§ Stored items from a collection
────────

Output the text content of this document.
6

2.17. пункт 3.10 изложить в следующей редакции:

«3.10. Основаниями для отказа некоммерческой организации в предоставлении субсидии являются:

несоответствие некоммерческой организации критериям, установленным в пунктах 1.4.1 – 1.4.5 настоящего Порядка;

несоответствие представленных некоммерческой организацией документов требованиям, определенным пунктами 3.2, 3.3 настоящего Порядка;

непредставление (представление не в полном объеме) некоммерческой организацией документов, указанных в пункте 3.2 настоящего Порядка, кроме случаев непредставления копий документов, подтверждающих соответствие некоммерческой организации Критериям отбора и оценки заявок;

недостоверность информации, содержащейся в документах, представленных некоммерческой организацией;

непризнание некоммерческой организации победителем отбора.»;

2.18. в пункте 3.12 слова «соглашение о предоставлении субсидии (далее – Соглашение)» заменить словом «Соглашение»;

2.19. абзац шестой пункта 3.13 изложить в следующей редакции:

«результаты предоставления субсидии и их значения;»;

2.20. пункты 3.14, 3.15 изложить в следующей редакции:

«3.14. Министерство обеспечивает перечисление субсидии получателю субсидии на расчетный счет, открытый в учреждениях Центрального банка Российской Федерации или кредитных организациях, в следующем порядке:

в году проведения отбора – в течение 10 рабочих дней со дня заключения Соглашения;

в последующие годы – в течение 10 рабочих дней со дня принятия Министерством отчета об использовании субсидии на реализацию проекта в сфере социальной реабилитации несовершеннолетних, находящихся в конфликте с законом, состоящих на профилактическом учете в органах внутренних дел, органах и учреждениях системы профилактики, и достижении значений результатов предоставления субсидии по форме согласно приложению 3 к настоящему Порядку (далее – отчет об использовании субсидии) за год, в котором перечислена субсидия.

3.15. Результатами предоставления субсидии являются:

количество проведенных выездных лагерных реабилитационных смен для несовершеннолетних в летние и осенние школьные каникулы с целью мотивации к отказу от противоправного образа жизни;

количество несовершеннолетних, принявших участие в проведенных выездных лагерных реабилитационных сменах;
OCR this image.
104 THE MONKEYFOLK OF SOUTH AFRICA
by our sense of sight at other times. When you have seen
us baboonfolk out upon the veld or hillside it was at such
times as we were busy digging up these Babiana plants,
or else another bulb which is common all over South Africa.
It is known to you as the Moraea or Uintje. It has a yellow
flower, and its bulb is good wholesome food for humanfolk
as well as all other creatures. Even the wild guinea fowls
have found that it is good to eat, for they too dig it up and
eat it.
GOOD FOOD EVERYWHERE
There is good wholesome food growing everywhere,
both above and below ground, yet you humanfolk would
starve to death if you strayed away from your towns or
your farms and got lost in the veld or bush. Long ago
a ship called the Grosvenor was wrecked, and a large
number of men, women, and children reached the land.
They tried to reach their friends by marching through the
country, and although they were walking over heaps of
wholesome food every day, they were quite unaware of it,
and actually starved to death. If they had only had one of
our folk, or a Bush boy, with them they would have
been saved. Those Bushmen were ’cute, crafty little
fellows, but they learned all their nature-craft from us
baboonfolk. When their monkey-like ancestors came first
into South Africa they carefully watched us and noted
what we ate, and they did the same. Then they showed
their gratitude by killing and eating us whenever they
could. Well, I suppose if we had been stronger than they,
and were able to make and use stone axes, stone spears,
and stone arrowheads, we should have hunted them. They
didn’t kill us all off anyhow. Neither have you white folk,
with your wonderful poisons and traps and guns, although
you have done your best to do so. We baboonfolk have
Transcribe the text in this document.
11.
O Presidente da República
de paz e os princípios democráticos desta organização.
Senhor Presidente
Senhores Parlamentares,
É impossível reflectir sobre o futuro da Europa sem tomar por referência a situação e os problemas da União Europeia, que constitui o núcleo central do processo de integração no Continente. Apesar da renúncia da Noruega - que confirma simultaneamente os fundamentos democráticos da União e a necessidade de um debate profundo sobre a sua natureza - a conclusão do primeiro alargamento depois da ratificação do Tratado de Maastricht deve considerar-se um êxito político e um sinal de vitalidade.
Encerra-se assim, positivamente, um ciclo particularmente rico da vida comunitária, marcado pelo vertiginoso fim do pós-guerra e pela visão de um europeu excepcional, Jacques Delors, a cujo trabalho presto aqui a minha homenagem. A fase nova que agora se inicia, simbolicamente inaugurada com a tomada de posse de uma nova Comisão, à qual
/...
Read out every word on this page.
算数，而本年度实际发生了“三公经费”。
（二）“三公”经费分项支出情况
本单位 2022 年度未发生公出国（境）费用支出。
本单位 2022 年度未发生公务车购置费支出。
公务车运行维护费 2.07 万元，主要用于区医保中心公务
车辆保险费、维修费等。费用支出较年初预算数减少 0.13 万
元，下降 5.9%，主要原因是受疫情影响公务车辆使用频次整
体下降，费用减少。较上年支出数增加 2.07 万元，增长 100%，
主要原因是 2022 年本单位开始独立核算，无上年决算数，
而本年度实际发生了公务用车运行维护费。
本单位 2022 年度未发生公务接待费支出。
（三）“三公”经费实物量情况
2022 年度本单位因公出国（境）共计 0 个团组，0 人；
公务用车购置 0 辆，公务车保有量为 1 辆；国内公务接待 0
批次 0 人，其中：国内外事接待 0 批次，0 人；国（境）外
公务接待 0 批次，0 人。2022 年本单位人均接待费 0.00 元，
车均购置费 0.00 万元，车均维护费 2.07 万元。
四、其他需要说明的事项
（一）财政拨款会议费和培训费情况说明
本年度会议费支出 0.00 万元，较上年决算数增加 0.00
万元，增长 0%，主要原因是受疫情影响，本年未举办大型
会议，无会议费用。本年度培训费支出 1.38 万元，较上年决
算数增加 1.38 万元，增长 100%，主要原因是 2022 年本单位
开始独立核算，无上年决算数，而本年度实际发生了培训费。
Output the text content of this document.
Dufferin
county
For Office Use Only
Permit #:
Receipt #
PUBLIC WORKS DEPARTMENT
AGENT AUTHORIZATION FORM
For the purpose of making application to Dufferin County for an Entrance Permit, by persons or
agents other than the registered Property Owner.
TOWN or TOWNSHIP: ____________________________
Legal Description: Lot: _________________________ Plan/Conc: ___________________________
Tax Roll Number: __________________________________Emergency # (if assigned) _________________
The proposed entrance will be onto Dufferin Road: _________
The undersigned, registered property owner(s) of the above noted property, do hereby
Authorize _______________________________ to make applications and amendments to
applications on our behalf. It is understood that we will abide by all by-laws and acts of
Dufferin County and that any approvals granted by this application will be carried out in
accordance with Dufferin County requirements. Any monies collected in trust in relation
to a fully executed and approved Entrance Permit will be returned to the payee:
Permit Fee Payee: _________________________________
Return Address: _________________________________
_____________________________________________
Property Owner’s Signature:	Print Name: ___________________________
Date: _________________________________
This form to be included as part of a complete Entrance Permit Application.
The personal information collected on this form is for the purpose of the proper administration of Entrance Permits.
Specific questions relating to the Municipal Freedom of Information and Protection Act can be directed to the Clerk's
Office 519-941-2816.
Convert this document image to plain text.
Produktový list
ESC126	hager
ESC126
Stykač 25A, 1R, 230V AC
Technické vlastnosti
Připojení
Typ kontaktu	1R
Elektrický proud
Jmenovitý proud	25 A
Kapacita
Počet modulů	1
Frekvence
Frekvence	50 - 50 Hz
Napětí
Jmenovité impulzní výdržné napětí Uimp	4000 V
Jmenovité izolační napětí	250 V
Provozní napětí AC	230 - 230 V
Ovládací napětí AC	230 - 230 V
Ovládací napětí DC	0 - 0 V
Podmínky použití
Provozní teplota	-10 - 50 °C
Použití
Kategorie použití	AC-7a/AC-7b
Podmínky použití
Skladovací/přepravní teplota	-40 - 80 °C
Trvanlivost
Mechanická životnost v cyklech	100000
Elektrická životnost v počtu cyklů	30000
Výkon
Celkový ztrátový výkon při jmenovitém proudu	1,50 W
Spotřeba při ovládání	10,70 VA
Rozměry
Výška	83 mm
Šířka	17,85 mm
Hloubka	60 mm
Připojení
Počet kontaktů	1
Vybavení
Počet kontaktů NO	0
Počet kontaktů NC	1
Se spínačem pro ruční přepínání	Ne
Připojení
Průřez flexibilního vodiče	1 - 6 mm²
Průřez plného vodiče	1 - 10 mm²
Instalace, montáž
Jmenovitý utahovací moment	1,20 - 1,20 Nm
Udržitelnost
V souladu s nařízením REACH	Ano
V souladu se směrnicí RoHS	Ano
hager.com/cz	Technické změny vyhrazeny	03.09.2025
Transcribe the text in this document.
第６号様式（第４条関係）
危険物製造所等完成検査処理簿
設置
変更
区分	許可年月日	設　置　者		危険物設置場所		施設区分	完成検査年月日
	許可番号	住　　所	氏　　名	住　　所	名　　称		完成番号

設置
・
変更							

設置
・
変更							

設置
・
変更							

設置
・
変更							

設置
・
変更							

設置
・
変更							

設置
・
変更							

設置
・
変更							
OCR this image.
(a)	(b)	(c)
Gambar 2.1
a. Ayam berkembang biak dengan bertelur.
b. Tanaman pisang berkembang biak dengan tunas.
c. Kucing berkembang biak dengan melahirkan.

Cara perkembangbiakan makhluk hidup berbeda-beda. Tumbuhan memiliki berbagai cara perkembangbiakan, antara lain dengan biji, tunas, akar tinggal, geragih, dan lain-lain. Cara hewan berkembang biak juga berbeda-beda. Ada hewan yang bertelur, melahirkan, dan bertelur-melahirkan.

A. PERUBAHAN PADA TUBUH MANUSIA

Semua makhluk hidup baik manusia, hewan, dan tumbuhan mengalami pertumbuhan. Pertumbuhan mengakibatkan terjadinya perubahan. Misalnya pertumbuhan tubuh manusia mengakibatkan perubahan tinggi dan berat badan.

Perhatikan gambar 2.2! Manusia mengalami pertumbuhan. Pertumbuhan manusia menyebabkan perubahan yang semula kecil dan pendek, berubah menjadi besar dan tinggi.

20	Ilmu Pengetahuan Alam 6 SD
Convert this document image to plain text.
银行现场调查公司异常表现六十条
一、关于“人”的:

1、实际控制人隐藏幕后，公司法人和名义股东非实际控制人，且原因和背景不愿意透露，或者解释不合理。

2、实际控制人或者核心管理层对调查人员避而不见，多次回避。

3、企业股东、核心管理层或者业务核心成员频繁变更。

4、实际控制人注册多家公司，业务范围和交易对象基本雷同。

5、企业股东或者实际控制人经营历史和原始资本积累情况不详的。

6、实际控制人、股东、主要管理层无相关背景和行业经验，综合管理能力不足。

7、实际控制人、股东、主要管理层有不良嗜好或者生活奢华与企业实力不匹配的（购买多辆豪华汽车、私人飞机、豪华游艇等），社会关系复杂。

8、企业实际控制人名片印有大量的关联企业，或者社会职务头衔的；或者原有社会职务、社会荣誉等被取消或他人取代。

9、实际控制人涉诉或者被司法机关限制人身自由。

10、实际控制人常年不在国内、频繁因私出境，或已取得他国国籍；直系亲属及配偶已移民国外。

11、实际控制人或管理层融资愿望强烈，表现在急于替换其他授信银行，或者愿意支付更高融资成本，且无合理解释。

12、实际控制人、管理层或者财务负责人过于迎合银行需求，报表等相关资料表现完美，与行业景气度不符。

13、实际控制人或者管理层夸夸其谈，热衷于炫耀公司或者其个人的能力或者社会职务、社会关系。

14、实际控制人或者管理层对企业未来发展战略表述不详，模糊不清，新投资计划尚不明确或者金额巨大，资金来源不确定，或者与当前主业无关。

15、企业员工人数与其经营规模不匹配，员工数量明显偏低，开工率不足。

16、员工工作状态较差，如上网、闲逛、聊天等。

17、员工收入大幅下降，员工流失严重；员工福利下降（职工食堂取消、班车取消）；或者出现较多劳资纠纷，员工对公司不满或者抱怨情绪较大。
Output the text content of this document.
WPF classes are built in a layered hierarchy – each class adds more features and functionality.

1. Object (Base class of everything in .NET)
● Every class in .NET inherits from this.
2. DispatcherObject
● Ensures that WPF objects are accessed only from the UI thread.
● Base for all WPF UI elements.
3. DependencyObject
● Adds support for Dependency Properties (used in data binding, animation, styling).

────────

Among the lines of the listing, how many hold the string "несоответствие"? Respond with only the number.

2